■ **Task brief**:
Go over the entries below line by line, copying each one that contains the word "Domains".

■ **A run of records**:
┄┄┄┄┄┄

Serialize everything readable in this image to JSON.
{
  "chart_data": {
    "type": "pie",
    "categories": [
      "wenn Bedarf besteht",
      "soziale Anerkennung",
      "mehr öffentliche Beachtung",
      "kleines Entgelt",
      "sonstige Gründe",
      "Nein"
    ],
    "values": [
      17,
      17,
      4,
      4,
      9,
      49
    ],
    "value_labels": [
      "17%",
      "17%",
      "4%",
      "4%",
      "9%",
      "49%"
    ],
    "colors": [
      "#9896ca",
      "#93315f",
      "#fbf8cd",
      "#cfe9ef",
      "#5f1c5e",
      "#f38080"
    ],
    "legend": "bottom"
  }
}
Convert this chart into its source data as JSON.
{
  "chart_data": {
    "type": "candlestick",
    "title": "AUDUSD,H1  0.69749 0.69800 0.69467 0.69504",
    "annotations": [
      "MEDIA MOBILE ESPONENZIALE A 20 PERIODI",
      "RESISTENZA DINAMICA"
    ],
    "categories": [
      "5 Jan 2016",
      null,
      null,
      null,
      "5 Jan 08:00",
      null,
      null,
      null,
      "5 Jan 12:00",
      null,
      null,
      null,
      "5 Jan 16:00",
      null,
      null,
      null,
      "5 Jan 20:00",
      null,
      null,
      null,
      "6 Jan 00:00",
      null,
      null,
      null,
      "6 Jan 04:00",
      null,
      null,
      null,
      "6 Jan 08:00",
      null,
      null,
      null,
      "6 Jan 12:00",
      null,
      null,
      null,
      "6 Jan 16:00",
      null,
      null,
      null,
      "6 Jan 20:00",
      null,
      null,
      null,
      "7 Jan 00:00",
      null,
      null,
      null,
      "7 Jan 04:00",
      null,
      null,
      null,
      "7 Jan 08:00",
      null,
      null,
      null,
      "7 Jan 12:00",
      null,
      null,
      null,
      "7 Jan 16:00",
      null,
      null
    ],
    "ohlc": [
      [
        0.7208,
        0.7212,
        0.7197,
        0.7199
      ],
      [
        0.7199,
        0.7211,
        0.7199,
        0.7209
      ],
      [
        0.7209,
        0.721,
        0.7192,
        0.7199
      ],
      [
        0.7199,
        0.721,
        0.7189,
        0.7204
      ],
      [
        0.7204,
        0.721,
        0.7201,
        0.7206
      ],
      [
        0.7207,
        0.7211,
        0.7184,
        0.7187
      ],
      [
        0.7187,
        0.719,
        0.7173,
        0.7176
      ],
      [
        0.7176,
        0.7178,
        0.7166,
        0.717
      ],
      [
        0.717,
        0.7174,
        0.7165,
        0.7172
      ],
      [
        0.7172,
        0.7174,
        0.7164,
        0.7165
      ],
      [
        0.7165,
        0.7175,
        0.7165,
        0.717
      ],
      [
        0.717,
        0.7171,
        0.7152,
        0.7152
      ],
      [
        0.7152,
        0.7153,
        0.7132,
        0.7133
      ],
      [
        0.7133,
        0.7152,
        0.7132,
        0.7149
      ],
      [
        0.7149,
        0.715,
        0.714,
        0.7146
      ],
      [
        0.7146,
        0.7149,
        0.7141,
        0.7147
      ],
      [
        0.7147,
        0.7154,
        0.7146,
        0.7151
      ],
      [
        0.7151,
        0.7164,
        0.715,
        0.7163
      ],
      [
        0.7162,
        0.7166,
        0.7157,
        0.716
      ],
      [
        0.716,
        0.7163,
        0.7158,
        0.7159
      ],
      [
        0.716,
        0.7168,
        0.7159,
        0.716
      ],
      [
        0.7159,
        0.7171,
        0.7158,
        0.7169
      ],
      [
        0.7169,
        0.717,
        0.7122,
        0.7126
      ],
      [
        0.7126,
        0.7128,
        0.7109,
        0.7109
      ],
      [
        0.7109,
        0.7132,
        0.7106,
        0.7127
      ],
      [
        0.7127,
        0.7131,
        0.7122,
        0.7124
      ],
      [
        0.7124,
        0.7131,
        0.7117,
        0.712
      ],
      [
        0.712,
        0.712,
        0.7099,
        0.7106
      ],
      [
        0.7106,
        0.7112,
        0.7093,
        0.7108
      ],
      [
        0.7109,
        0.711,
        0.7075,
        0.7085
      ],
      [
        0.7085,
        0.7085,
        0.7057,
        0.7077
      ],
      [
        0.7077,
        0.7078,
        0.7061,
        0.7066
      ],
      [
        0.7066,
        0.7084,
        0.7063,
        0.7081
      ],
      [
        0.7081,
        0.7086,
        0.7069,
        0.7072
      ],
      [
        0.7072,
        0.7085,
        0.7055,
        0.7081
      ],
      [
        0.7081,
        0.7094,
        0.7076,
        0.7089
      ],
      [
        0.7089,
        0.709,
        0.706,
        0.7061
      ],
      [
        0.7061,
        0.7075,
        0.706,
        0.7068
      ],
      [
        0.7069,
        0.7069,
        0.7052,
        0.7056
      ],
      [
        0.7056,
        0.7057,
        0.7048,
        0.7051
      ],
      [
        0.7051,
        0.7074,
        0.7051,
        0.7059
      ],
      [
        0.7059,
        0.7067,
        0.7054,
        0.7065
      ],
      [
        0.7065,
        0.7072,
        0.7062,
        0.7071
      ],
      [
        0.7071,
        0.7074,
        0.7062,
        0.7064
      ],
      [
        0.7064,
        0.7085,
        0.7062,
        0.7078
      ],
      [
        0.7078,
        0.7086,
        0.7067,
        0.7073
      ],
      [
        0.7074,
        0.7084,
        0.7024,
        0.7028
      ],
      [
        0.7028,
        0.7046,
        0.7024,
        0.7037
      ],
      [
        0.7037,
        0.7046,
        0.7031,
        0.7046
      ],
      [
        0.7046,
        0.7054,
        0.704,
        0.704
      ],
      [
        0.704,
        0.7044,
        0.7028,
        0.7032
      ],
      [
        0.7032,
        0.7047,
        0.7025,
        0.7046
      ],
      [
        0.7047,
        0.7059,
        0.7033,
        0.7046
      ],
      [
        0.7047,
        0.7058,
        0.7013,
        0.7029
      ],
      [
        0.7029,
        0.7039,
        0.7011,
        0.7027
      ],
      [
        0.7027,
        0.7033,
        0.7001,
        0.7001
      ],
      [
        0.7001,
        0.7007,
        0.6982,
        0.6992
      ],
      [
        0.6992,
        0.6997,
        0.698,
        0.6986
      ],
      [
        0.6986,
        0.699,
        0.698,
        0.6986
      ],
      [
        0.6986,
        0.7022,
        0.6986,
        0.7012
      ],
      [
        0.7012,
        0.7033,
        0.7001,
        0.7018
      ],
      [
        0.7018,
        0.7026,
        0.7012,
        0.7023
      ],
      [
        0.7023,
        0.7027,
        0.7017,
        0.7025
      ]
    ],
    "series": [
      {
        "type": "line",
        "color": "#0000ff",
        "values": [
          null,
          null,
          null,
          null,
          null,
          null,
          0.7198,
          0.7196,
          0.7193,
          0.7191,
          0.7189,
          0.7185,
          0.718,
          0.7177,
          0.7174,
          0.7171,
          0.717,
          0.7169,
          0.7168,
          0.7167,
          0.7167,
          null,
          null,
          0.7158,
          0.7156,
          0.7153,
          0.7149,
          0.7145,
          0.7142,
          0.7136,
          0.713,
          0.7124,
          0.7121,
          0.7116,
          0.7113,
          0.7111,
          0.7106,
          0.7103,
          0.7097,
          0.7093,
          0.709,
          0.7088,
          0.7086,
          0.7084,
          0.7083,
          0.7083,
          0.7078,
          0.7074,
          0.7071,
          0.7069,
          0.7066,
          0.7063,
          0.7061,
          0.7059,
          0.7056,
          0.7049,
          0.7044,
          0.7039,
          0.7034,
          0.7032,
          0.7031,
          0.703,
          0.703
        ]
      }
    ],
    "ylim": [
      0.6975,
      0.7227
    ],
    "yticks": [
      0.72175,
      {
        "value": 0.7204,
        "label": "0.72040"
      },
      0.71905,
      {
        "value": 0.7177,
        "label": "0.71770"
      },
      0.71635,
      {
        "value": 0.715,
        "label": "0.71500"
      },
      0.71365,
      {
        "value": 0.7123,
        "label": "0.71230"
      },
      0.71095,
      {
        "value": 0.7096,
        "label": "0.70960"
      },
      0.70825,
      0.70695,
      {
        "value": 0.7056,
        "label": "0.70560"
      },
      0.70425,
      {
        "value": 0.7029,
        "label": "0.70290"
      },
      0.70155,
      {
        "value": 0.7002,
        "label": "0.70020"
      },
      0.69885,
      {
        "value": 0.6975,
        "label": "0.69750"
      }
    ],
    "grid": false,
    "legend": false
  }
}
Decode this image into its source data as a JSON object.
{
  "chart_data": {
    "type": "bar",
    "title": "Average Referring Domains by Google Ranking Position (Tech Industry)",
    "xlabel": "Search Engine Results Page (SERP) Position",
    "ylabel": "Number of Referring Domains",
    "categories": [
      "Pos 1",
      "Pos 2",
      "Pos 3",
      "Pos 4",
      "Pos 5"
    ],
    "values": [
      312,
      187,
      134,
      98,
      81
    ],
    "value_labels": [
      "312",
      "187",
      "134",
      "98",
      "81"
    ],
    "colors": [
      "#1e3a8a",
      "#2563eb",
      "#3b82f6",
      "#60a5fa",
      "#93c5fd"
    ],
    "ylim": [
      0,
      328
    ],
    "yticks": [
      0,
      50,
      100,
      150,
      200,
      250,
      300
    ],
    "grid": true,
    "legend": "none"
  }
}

┄┄┄┄┄┄

■ **Exercise answer**:
    "title": "Average Referring Domains by Google Ranking Position (Tech Industry)",
    "ylabel": "Number of Referring Domains",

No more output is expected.